■ **INSTRUCTION**:
Repeat the material exactly as it appears.

[START OF RECORDS SHOWN]

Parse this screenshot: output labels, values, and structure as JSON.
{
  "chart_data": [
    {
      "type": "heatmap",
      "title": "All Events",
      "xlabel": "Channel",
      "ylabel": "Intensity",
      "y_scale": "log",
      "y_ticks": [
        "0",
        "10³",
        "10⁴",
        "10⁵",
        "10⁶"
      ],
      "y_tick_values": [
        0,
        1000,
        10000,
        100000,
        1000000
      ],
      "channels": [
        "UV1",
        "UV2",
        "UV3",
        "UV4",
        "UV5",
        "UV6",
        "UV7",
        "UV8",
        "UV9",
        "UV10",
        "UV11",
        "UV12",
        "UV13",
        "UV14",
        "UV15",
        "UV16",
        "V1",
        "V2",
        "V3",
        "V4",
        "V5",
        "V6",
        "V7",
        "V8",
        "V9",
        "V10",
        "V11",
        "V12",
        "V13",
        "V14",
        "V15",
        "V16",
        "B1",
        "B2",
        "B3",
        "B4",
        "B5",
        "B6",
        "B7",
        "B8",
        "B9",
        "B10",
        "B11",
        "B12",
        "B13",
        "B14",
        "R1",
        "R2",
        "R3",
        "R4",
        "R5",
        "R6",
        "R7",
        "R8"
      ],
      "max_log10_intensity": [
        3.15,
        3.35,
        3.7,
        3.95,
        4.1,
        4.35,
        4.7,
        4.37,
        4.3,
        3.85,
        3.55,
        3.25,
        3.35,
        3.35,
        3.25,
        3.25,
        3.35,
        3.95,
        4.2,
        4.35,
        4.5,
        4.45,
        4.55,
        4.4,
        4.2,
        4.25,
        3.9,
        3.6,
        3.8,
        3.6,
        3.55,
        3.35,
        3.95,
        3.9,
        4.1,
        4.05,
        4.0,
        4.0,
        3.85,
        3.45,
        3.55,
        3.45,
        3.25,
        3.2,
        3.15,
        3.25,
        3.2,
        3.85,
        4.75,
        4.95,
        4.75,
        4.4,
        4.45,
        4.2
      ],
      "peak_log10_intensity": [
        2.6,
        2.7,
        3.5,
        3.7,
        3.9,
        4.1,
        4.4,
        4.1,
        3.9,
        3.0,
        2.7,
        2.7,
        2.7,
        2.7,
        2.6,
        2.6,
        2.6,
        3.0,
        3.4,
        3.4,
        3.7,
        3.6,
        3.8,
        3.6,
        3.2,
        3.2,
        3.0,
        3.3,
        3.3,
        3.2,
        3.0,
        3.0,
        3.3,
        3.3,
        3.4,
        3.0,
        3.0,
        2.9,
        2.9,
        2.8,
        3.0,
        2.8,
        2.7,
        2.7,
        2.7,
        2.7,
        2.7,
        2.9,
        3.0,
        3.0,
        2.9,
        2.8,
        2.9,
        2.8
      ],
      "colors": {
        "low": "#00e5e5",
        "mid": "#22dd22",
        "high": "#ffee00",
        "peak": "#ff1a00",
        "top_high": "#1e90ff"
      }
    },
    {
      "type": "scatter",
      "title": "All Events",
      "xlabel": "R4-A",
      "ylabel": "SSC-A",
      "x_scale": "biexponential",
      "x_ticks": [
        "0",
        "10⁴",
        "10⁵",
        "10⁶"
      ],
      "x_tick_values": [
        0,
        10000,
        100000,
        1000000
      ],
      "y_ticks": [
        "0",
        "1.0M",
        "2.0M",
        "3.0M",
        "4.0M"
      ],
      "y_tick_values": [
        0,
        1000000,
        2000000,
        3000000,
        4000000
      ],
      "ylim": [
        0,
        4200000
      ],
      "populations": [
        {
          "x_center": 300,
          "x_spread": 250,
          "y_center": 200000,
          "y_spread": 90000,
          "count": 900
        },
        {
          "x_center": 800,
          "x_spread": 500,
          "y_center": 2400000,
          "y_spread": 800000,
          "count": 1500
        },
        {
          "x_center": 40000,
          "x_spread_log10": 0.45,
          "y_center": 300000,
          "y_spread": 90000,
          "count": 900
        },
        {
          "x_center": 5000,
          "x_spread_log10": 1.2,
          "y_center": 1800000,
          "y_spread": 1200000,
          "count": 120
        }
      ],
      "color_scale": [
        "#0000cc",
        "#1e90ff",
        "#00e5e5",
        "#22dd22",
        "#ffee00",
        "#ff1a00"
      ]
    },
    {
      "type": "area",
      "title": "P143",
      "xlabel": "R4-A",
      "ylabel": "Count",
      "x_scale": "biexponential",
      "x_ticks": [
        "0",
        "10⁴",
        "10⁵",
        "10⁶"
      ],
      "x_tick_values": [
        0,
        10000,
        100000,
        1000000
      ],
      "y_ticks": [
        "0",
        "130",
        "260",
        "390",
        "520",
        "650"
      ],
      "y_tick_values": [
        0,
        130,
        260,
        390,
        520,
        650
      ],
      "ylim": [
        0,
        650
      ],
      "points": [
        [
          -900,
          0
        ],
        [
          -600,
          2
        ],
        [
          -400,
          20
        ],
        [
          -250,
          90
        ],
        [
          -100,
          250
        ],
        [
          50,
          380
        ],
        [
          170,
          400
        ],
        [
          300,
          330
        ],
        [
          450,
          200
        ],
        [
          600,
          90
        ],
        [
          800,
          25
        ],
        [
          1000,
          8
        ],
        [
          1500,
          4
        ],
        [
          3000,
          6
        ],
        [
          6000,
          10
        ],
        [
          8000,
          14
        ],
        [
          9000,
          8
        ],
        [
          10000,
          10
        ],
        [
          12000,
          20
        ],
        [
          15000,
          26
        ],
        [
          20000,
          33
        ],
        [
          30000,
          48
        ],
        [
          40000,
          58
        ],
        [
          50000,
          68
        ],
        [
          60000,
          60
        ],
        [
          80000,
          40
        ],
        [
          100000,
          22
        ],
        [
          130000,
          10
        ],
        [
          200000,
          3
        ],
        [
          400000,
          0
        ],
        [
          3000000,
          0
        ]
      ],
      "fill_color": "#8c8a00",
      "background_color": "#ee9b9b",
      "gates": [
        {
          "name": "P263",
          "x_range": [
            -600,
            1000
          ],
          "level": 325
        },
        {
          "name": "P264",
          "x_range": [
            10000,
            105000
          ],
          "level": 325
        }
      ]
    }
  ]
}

[END OF RECORDS SHOWN]

■ **ANSWER IN FULL**:
Parse this screenshot: output labels, values, and structure as JSON.
{
  "chart_data": [
    {
      "type": "heatmap",
      "title": "All Events",
      "xlabel": "Channel",
      "ylabel": "Intensity",
      "y_scale": "log",
      "y_ticks": [
        "0",
        "10³",
        "10⁴",
        "10⁵",
        "10⁶"
      ],
      "y_tick_values": [
        0,
        1000,
        10000,
        100000,
        1000000
      ],
      "channels": [
        "UV1",
        "UV2",
        "UV3",
        "UV4",
        "UV5",
        "UV6",
        "UV7",
        "UV8",
        "UV9",
        "UV10",
        "UV11",
        "UV12",
        "UV13",
        "UV14",
        "UV15",
        "UV16",
        "V1",
        "V2",
        "V3",
        "V4",
        "V5",
        "V6",
        "V7",
        "V8",
        "V9",
        "V10",
        "V11",
        "V12",
        "V13",
        "V14",
        "V15",
        "V16",
        "B1",
        "B2",
        "B3",
        "B4",
        "B5",
        "B6",
        "B7",
        "B8",
        "B9",
        "B10",
        "B11",
        "B12",
        "B13",
        "B14",
        "R1",
        "R2",
        "R3",
        "R4",
        "R5",
        "R6",
        "R7",
        "R8"
      ],
      "max_log10_intensity": [
        3.15,
        3.35,
        3.7,
        3.95,
        4.1,
        4.35,
        4.7,
        4.37,
        4.3,
        3.85,
        3.55,
        3.25,
        3.35,
        3.35,
        3.25,
        3.25,
        3.35,
        3.95,
        4.2,
        4.35,
        4.5,
        4.45,
        4.55,
        4.4,
        4.2,
        4.25,
        3.9,
        3.6,
        3.8,
        3.6,
        3.55,
        3.35,
        3.95,
        3.9,
        4.1,
        4.05,
        4.0,
        4.0,
        3.85,
        3.45,
        3.55,
        3.45,
        3.25,
        3.2,
        3.15,
        3.25,
        3.2,
        3.85,
        4.75,
        4.95,
        4.75,
        4.4,
        4.45,
        4.2
      ],
      "peak_log10_intensity": [
        2.6,
        2.7,
        3.5,
        3.7,
        3.9,
        4.1,
        4.4,
        4.1,
        3.9,
        3.0,
        2.7,
        2.7,
        2.7,
        2.7,
        2.6,
        2.6,
        2.6,
        3.0,
        3.4,
        3.4,
        3.7,
        3.6,
        3.8,
        3.6,
        3.2,
        3.2,
        3.0,
        3.3,
        3.3,
        3.2,
        3.0,
        3.0,
        3.3,
        3.3,
        3.4,
        3.0,
        3.0,
        2.9,
        2.9,
        2.8,
        3.0,
        2.8,
        2.7,
        2.7,
        2.7,
        2.7,
        2.7,
        2.9,
        3.0,
        3.0,
        2.9,
        2.8,
        2.9,
        2.8
      ],
      "colors": {
        "low": "#00e5e5",
        "mid": "#22dd22",
        "high": "#ffee00",
        "peak": "#ff1a00",
        "top_high": "#1e90ff"
      }
    },
    {
      "type": "scatter",
      "title": "All Events",
      "xlabel": "R4-A",
      "ylabel": "SSC-A",
      "x_scale": "biexponential",
      "x_ticks": [
        "0",
        "10⁴",
        "10⁵",
        "10⁶"
      ],
      "x_tick_values": [
        0,
        10000,
        100000,
        1000000
      ],
      "y_ticks": [
        "0",
        "1.0M",
        "2.0M",
        "3.0M",
        "4.0M"
      ],
      "y_tick_values": [
        0,
        1000000,
        2000000,
        3000000,
        4000000
      ],
      "ylim": [
        0,
        4200000
      ],
      "populations": [
        {
          "x_center": 300,
          "x_spread": 250,
          "y_center": 200000,
          "y_spread": 90000,
          "count": 900
        },
        {
          "x_center": 800,
          "x_spread": 500,
          "y_center": 2400000,
          "y_spread": 800000,
          "count": 1500
        },
        {
          "x_center": 40000,
          "x_spread_log10": 0.45,
          "y_center": 300000,
          "y_spread": 90000,
          "count": 900
        },
        {
          "x_center": 5000,
          "x_spread_log10": 1.2,
          "y_center": 1800000,
          "y_spread": 1200000,
          "count": 120
        }
      ],
      "color_scale": [
        "#0000cc",
        "#1e90ff",
        "#00e5e5",
        "#22dd22",
        "#ffee00",
        "#ff1a00"
      ]
    },
    {
      "type": "area",
      "title": "P143",
      "xlabel": "R4-A",
      "ylabel": "Count",
      "x_scale": "biexponential",
      "x_ticks": [
        "0",
        "10⁴",
        "10⁵",
        "10⁶"
      ],
      "x_tick_values": [
        0,
        10000,
        100000,
        1000000
      ],
      "y_ticks": [
        "0",
        "130",
        "260",
        "390",
        "520",
        "650"
      ],
      "y_tick_values": [
        0,
        130,
        260,
        390,
        520,
        650
      ],
      "ylim": [
        0,
        650
      ],
      "points": [
        [
          -900,
          0
        ],
        [
          -600,
          2
        ],
        [
          -400,
          20
        ],
        [
          -250,
          90
        ],
        [
          -100,
          250
        ],
        [
          50,
          380
        ],
        [
          170,
          400
        ],
        [
          300,
          330
        ],
        [
          450,
          200
        ],
        [
          600,
          90
        ],
        [
          800,
          25
        ],
        [
          1000,
          8
        ],
        [
          1500,
          4
        ],
        [
          3000,
          6
        ],
        [
          6000,
          10
        ],
        [
          8000,
          14
        ],
        [
          9000,
          8
        ],
        [
          10000,
          10
        ],
        [
          12000,
          20
        ],
        [
          15000,
          26
        ],
        [
          20000,
          33
        ],
        [
          30000,
          48
        ],
        [
          40000,
          58
        ],
        [
          50000,
          68
        ],
        [
          60000,
          60
        ],
        [
          80000,
          40
        ],
        [
          100000,
          22
        ],
        [
          130000,
          10
        ],
        [
          200000,
          3
        ],
        [
          400000,
          0
        ],
        [
          3000000,
          0
        ]
      ],
      "fill_color": "#8c8a00",
      "background_color": "#ee9b9b",
      "gates": [
        {
          "name": "P263",
          "x_range": [
            -600,
            1000
          ],
          "level": 325
        },
        {
          "name": "P264",
          "x_range": [
            10000,
            105000
          ],
          "level": 325
        }
      ]
    }
  ]
}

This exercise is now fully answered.